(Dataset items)
************
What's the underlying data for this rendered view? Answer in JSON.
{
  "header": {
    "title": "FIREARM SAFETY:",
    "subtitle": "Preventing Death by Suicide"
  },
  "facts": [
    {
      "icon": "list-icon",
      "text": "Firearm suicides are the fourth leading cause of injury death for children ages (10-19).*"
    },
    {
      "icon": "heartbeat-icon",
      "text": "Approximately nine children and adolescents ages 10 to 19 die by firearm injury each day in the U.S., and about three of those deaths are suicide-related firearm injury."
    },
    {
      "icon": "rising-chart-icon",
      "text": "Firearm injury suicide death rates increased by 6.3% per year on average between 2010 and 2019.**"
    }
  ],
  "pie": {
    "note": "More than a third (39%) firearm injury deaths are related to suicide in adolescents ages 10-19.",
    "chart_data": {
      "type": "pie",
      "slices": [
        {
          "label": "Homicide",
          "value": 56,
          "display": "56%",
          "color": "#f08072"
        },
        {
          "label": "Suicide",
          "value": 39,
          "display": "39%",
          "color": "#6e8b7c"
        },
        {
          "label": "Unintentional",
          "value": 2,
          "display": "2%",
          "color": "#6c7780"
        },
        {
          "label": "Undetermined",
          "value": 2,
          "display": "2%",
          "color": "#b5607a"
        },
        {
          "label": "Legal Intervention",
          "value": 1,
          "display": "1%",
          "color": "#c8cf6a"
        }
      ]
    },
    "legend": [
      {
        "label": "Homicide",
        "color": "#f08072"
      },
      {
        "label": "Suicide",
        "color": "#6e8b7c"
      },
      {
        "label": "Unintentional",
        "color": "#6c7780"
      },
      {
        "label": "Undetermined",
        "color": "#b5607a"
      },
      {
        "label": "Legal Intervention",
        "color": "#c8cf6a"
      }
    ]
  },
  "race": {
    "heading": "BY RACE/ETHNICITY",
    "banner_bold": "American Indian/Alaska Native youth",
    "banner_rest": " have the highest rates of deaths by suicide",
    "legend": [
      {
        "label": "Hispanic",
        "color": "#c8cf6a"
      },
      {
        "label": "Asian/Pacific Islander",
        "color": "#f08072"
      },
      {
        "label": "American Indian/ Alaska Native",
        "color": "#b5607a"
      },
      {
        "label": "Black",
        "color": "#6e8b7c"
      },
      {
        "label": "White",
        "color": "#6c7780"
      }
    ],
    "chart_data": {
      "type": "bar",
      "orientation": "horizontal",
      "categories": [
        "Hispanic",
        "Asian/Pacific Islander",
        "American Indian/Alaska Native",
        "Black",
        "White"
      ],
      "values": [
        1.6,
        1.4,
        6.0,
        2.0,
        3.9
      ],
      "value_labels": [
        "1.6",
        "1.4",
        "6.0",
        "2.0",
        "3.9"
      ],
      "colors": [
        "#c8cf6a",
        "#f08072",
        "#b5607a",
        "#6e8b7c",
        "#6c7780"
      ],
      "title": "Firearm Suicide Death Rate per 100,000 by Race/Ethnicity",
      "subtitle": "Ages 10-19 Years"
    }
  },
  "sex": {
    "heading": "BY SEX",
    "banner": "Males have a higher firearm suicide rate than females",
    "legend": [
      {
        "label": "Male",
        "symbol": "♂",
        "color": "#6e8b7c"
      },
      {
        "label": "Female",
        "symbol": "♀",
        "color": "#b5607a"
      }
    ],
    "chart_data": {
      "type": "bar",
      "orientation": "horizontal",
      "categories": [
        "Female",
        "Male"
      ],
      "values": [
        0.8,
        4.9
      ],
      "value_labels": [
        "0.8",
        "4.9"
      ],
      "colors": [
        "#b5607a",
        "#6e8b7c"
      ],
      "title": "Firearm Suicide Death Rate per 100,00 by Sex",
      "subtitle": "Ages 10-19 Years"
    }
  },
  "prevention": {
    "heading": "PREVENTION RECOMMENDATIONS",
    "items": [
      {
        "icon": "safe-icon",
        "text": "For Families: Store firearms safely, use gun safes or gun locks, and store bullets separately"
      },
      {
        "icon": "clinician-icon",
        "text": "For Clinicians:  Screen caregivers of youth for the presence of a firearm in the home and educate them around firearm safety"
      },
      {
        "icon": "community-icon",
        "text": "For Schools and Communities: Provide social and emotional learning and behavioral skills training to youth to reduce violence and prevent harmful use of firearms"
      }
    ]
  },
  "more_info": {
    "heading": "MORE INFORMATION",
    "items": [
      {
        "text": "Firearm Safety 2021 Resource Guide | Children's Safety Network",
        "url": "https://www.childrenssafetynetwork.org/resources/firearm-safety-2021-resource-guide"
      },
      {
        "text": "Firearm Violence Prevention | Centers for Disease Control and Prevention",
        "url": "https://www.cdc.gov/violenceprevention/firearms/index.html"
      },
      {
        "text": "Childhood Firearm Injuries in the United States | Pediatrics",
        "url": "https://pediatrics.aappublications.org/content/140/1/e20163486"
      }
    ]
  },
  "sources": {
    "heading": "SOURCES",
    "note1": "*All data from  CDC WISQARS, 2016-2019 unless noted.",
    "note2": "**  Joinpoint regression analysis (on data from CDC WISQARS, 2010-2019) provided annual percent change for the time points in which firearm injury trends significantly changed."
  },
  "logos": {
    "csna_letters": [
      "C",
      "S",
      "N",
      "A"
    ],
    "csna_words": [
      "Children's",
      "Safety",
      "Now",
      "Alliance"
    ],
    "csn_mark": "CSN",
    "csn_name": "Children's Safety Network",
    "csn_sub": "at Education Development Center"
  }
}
************
Required work :: Copy all of the material word for word.

Task result ::
What's the underlying data for this rendered view? Answer in JSON.
{
  "header": {
    "title": "FIREARM SAFETY:",
    "subtitle": "Preventing Death by Suicide"
  },
  "facts": [
    {
      "icon": "list-icon",
      "text": "Firearm suicides are the fourth leading cause of injury death for children ages (10-19).*"
    },
    {
      "icon": "heartbeat-icon",
      "text": "Approximately nine children and adolescents ages 10 to 19 die by firearm injury each day in the U.S., and about three of those deaths are suicide-related firearm injury."
    },
    {
      "icon": "rising-chart-icon",
      "text": "Firearm injury suicide death rates increased by 6.3% per year on average between 2010 and 2019.**"
    }
  ],
  "pie": {
    "note": "More than a third (39%) firearm injury deaths are related to suicide in adolescents ages 10-19.",
    "chart_data": {
      "type": "pie",
      "slices": [
        {
          "label": "Homicide",
          "value": 56,
          "display": "56%",
          "color": "#f08072"
        },
        {
          "label": "Suicide",
          "value": 39,
          "display": "39%",
          "color": "#6e8b7c"
        },
        {
          "label": "Unintentional",
          "value": 2,
          "display": "2%",
          "color": "#6c7780"
        },
        {
          "label": "Undetermined",
          "value": 2,
          "display": "2%",
          "color": "#b5607a"
        },
        {
          "label": "Legal Intervention",
          "value": 1,
          "display": "1%",
          "color": "#c8cf6a"
        }
      ]
    },
    "legend": [
      {
        "label": "Homicide",
        "color": "#f08072"
      },
      {
        "label": "Suicide",
        "color": "#6e8b7c"
      },
      {
        "label": "Unintentional",
        "color": "#6c7780"
      },
      {
        "label": "Undetermined",
        "color": "#b5607a"
      },
      {
        "label": "Legal Intervention",
        "color": "#c8cf6a"
      }
    ]
  },
  "race": {
    "heading": "BY RACE/ETHNICITY",
    "banner_bold": "American Indian/Alaska Native youth",
    "banner_rest": " have the highest rates of deaths by suicide",
    "legend": [
      {
        "label": "Hispanic",
        "color": "#c8cf6a"
      },
      {
        "label": "Asian/Pacific Islander",
        "color": "#f08072"
      },
      {
        "label": "American Indian/ Alaska Native",
        "color": "#b5607a"
      },
      {
        "label": "Black",
        "color": "#6e8b7c"
      },
      {
        "label": "White",
        "color": "#6c7780"
      }
    ],
    "chart_data": {
      "type": "bar",
      "orientation": "horizontal",
      "categories": [
        "Hispanic",
        "Asian/Pacific Islander",
        "American Indian/Alaska Native",
        "Black",
        "White"
      ],
      "values": [
        1.6,
        1.4,
        6.0,
        2.0,
        3.9
      ],
      "value_labels": [
        "1.6",
        "1.4",
        "6.0",
        "2.0",
        "3.9"
      ],
      "colors": [
        "#c8cf6a",
        "#f08072",
        "#b5607a",
        "#6e8b7c",
        "#6c7780"
      ],
      "title": "Firearm Suicide Death Rate per 100,000 by Race/Ethnicity",
      "subtitle": "Ages 10-19 Years"
    }
  },
  "sex": {
    "heading": "BY SEX",
    "banner": "Males have a higher firearm suicide rate than females",
    "legend": [
      {
        "label": "Male",
        "symbol": "♂",
        "color": "#6e8b7c"
      },
      {
        "label": "Female",
        "symbol": "♀",
        "color": "#b5607a"
      }
    ],
    "chart_data": {
      "type": "bar",
      "orientation": "horizontal",
      "categories": [
        "Female",
        "Male"
      ],
      "values": [
        0.8,
        4.9
      ],
      "value_labels": [
        "0.8",
        "4.9"
      ],
      "colors": [
        "#b5607a",
        "#6e8b7c"
      ],
      "title": "Firearm Suicide Death Rate per 100,00 by Sex",
      "subtitle": "Ages 10-19 Years"
    }
  },
  "prevention": {
    "heading": "PREVENTION RECOMMENDATIONS",
    "items": [
      {
        "icon": "safe-icon",
        "text": "For Families: Store firearms safely, use gun safes or gun locks, and store bullets separately"
      },
      {
        "icon": "clinician-icon",
        "text": "For Clinicians:  Screen caregivers of youth for the presence of a firearm in the home and educate them around firearm safety"
      },
      {
        "icon": "community-icon",
        "text": "For Schools and Communities: Provide social and emotional learning and behavioral skills training to youth to reduce violence and prevent harmful use of firearms"
      }
    ]
  },
  "more_info": {
    "heading": "MORE INFORMATION",
    "items": [
      {
        "text": "Firearm Safety 2021 Resource Guide | Children's Safety Network",
        "url": "https://www.childrenssafetynetwork.org/resources/firearm-safety-2021-resource-guide"
      },
      {
        "text": "Firearm Violence Prevention | Centers for Disease Control and Prevention",
        "url": "https://www.cdc.gov/violenceprevention/firearms/index.html"
      },
      {
        "text": "Childhood Firearm Injuries in the United States | Pediatrics",
        "url": "https://pediatrics.aappublications.org/content/140/1/e20163486"
      }
    ]
  },
  "sources": {
    "heading": "SOURCES",
    "note1": "*All data from  CDC WISQARS, 2016-2019 unless noted.",
    "note2": "**  Joinpoint regression analysis (on data from CDC WISQARS, 2010-2019) provided annual percent change for the time points in which firearm injury trends significantly changed."
  },
  "logos": {
    "csna_letters": [
      "C",
      "S",
      "N",
      "A"
    ],
    "csna_words": [
      "Children's",
      "Safety",
      "Now",
      "Alliance"
    ],
    "csn_mark": "CSN",
    "csn_name": "Children's Safety Network",
    "csn_sub": "at Education Development Center"
  }
}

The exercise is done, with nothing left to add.